14 dicembre 2024
di Marco Ponti
A Milano, interpretazioni a dir poco ardite della normativa hanno consentito di classificare come “ristrutturazioni di capannoni” la costruzione di condomini multipiano, con forte risparmio sugli oneri di urbanizzazione relativi, anche a causa della diffusa presenza di “intermediari” negli uffici comunali, che facilitavano tali pratiche.
Attualmente è in corso una sanatoria normativa conosciuta come “Salva Milano”. Questo disegno di legge (DDL) è stato approvato dalla Camera e prevede una nuova interpretazione della Legge Urbanistica del 1942. L’obiettivo è semplificare i progetti di rigenerazione urbana e risolvere i contenziosi legati al mancato rispetto di standard urbanistici, favorendo la ripresa dei cantieri bloccati.
Il DDL è ancora in attesa dell’approvazione definitiva del Senato. Se diventerà legge, avrà effetti significativi sugli interventi edilizi in tutta Italia, non solo a Milano. Un’operazione molto discutibile, che sa di sanatoria.
Tuttavia queste recenti vicende dell’edilizia milanese sono segnali di un problema sociale molto rilevante: i prezzi delle case nella “capitale (poco) morale d’Italia” sono stellari, e hanno continuato a salire anche quando altrove scendevano.
La rendita urbana è un fenomeno mondiale, e storicamente, secondo di epigoni del celebre economista neomarxista Piketty, è la maggior fonte delle diseguaglianze di reddito (cioè è più colpevole dello squilibrio tra salari e profitti delle imprese).
Ha inoltre effetti negativi specifici: espelle le categorie a più basso reddito dai centri urbani, rendendogli più difficile trovare lavoro e facendogli perdere il godimento di molti servizi che proprio i centri urbani offrono.
Ma non solo: accresce la pendolarità, consumando il tempo degli “espulsi” in viaggi inutili. E provocando congestione ed inquinamento, e maggior necessità di servizi pubblici di trasporto. Cioè genera costi privati, pubblici, e sociali.
Il caso dell’azienda di trasporti di Milano (ATM) è emblematico: costa così tanto vivere in città che non si trovano più conducenti, e l’azienda ha dovuto tagliare i servizi, con un grave danno per tutti gli utenti e l’ambiente (che poi non ci sia la volontà politica di fare gare vere per provare ad aumentare l’efficienza dell’azienda è un altro discorso, su cui occorre ritornare).
Che cosa genera la rendita urbana? Su questo nessun dubbio è possibile.
E’ lo squilibrio tra domanda e offerta: se non c’è abbastanza offerta di un bene, i prezzi salgono fino a un punto di equilibrio, escludendo i consumatori a più basso reddito. Di quel bene quindi se ne prodotturrà di meno.
Nel caso della rendita urbana, la riduzione dell’offerta avviene attraverso i vincoli urbanistici.

VOCI RIPORTATE:
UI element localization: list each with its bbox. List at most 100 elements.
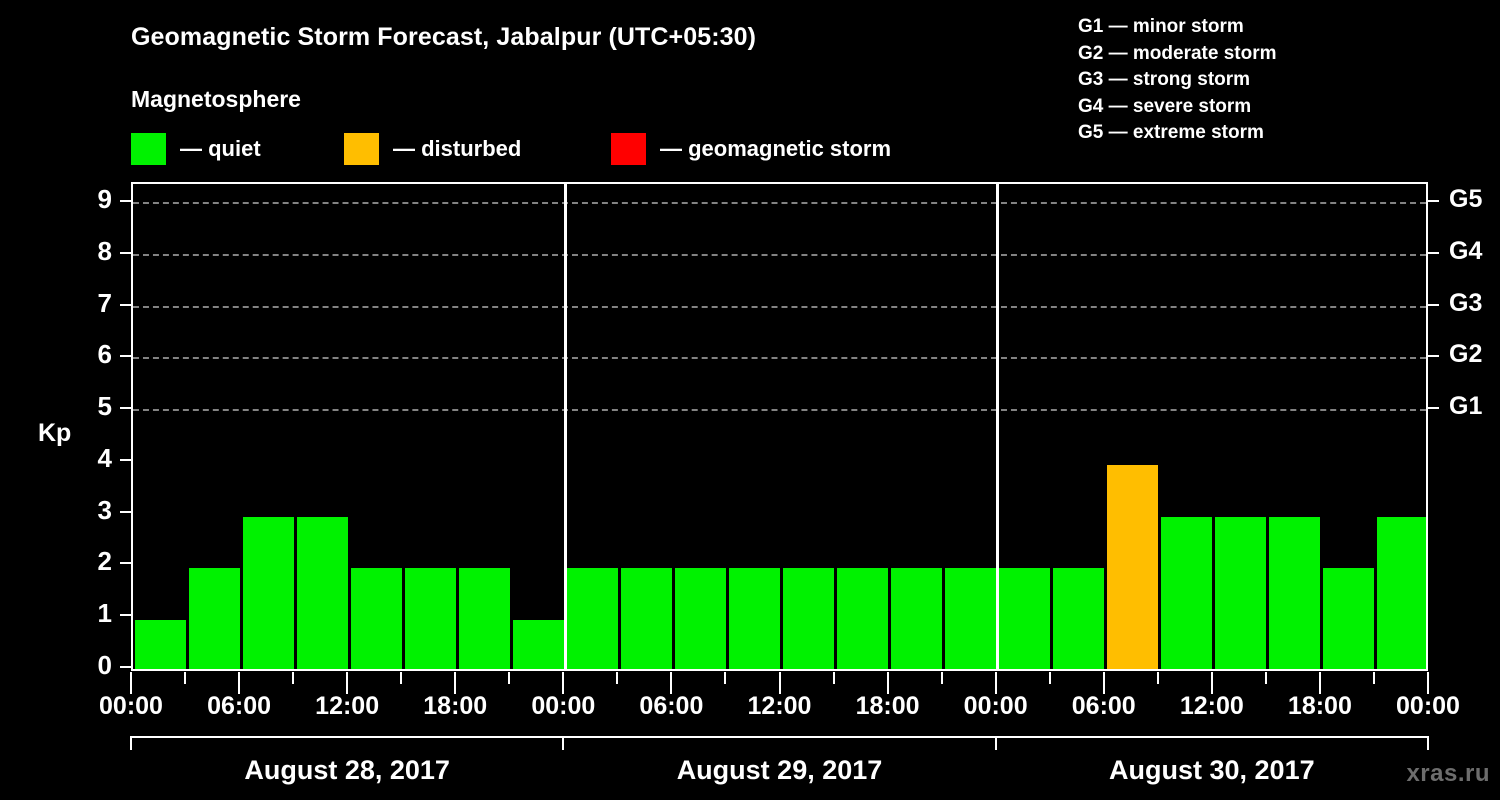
- bar: [350, 568, 402, 669]
- y-tick-label-5: 5: [97, 391, 112, 422]
- g-scale-line-g3: G3 — strong storm: [1078, 69, 1251, 90]
- y-tick-label-4: 4: [97, 442, 112, 473]
- g-tick-G5: [1428, 200, 1439, 202]
- x-tick-label: 12:00: [1179, 692, 1244, 720]
- x-tick: [1048, 672, 1051, 684]
- legend-item-storm: — geomagnetic storm: [611, 132, 891, 166]
- y-tick-3: [120, 510, 131, 513]
- legend-item-quiet: — quiet: [131, 132, 261, 166]
- x-tick: [778, 672, 781, 694]
- day-bracket-line: [131, 736, 564, 738]
- x-tick: [1156, 672, 1159, 684]
- bar: [1107, 464, 1159, 669]
- x-tick: [508, 672, 511, 684]
- x-tick: [454, 672, 457, 694]
- y-tick-label-0: 0: [97, 650, 112, 680]
- bar: [1377, 516, 1426, 669]
- gridline-kp-9: [133, 202, 1426, 204]
- page-title: Geomagnetic Storm Forecast, Jabalpur (UT…: [131, 23, 757, 51]
- x-tick: [238, 672, 241, 694]
- day-bracket-line: [995, 736, 1428, 738]
- x-tick: [616, 672, 619, 684]
- x-tick: [670, 672, 673, 694]
- legend-label-disturbed: — disturbed: [393, 136, 522, 161]
- y-tick-label-3: 3: [97, 494, 112, 525]
- y-axis-title: Kp: [38, 419, 72, 447]
- y-tick-5: [120, 407, 131, 410]
- bar: [620, 568, 672, 669]
- day-label: August 28, 2017: [244, 755, 450, 785]
- bar: [1161, 516, 1213, 669]
- g-axis-label-G4: G4: [1449, 236, 1483, 265]
- y-tick-9: [120, 200, 131, 202]
- day-bracket-cap: [562, 736, 565, 750]
- day-bracket-line: [563, 736, 996, 738]
- x-tick-label: 00:00: [1396, 692, 1460, 720]
- bar: [783, 568, 835, 669]
- y-tick-1: [120, 614, 131, 617]
- g-tick-G4: [1428, 251, 1439, 254]
- x-tick: [994, 672, 997, 694]
- x-tick: [832, 672, 835, 684]
- day-bracket-cap: [130, 736, 132, 750]
- bar: [296, 516, 348, 669]
- day-separator: [563, 184, 567, 669]
- bar: [674, 568, 726, 669]
- chart-subtitle: Magnetosphere: [131, 86, 301, 112]
- bar: [188, 568, 240, 669]
- x-tick: [130, 672, 132, 694]
- y-tick-7: [120, 303, 131, 306]
- legend-item-disturbed: — disturbed: [344, 132, 521, 166]
- bar: [837, 568, 889, 669]
- legend-label-quiet: — quiet: [180, 136, 261, 161]
- legend-swatch-quiet: [131, 133, 166, 165]
- y-tick-0: [120, 666, 131, 668]
- g-scale-line-g1: G1 — minor storm: [1078, 16, 1244, 37]
- x-tick-label: 06:00: [1071, 692, 1136, 720]
- bar: [458, 568, 510, 669]
- g-tick-G1: [1428, 407, 1439, 410]
- x-tick-label: 12:00: [747, 692, 812, 720]
- bar: [728, 568, 780, 669]
- g-scale-legend: G1 — minor storm G2 — moderate storm G3 …: [1078, 14, 1277, 147]
- x-tick: [562, 672, 565, 694]
- y-tick-label-9: 9: [97, 184, 112, 214]
- x-tick: [886, 672, 889, 694]
- y-tick-label-2: 2: [97, 546, 112, 577]
- x-tick: [940, 672, 943, 684]
- day-bracket-cap: [994, 736, 997, 750]
- y-tick-label-6: 6: [97, 339, 112, 370]
- g-scale-line-g4: G4 — severe storm: [1078, 95, 1252, 117]
- gridline-kp-5: [133, 409, 1426, 412]
- g-tick-G2: [1428, 355, 1439, 358]
- bar: [512, 620, 564, 669]
- g-axis-label-G5: G5: [1449, 185, 1483, 213]
- g-axis-label-G2: G2: [1449, 340, 1483, 369]
- bar: [945, 568, 997, 669]
- bar: [404, 568, 456, 669]
- y-tick-label-8: 8: [97, 235, 112, 266]
- bar: [1323, 568, 1375, 669]
- x-tick-label: 06:00: [639, 692, 704, 720]
- g-axis-label-G1: G1: [1449, 392, 1483, 421]
- x-tick-label: 12:00: [315, 692, 380, 720]
- bar: [242, 516, 294, 669]
- day-label: August 30, 2017: [1109, 755, 1315, 785]
- day-separator: [996, 184, 1000, 669]
- x-tick-label: 18:00: [423, 692, 488, 720]
- x-tick: [1372, 672, 1375, 684]
- legend-label-storm: — geomagnetic storm: [660, 136, 892, 161]
- bar: [1215, 516, 1267, 669]
- x-tick: [346, 672, 349, 694]
- x-tick: [184, 672, 187, 684]
- x-tick-label: 06:00: [207, 692, 272, 720]
- y-tick-6: [120, 355, 131, 358]
- x-tick: [1427, 672, 1429, 694]
- g-tick-G3: [1428, 303, 1439, 306]
- bar: [891, 568, 943, 669]
- y-tick-label-1: 1: [97, 598, 112, 629]
- gridline-kp-6: [133, 357, 1426, 360]
- y-tick-4: [120, 458, 131, 461]
- x-tick-label: 18:00: [1287, 692, 1352, 720]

RICHIESTA SCRITTA A: Trascriva dal testo sulla rendita urbana tutto ciò che va da "Il DDL è ancora" fino a "quando altrove scendevano.", senza alterare alcuna parola.
RICHIESTA SCRITTA B: Ripeta tali e quali, dalle voci riportate, tutte le righe che vanno da quella contenente "- bar: [350, 568, 402, 669]" fino a quella contenente "- x-tick-label: 12:00: [1179, 692, 1244, 720]", entrambe incluse.

RISPOSTA ATTESA A:
Il DDL è ancora in attesa dell’approvazione definitiva del Senato. Se diventerà legge, avrà effetti significativi sugli interventi edilizi in tutta Italia, non solo a Milano. Un’operazione molto discutibile, che sa di sanatoria.
Tuttavia queste recenti vicende dell’edilizia milanese sono segnali di un problema sociale molto rilevante: i prezzi delle case nella “capitale (poco) morale d’Italia” sono stellari, e hanno continuato a salire anche quando altrove scendevano.

RISPOSTA ATTESA B:
- bar: [350, 568, 402, 669]
- y-tick-label-5: 5: [97, 391, 112, 422]
- g-scale-line-g3: G3 — strong storm: [1078, 69, 1251, 90]
- y-tick-label-4: 4: [97, 442, 112, 473]
- g-tick-G5: [1428, 200, 1439, 202]
- x-tick-label: 12:00: [1179, 692, 1244, 720]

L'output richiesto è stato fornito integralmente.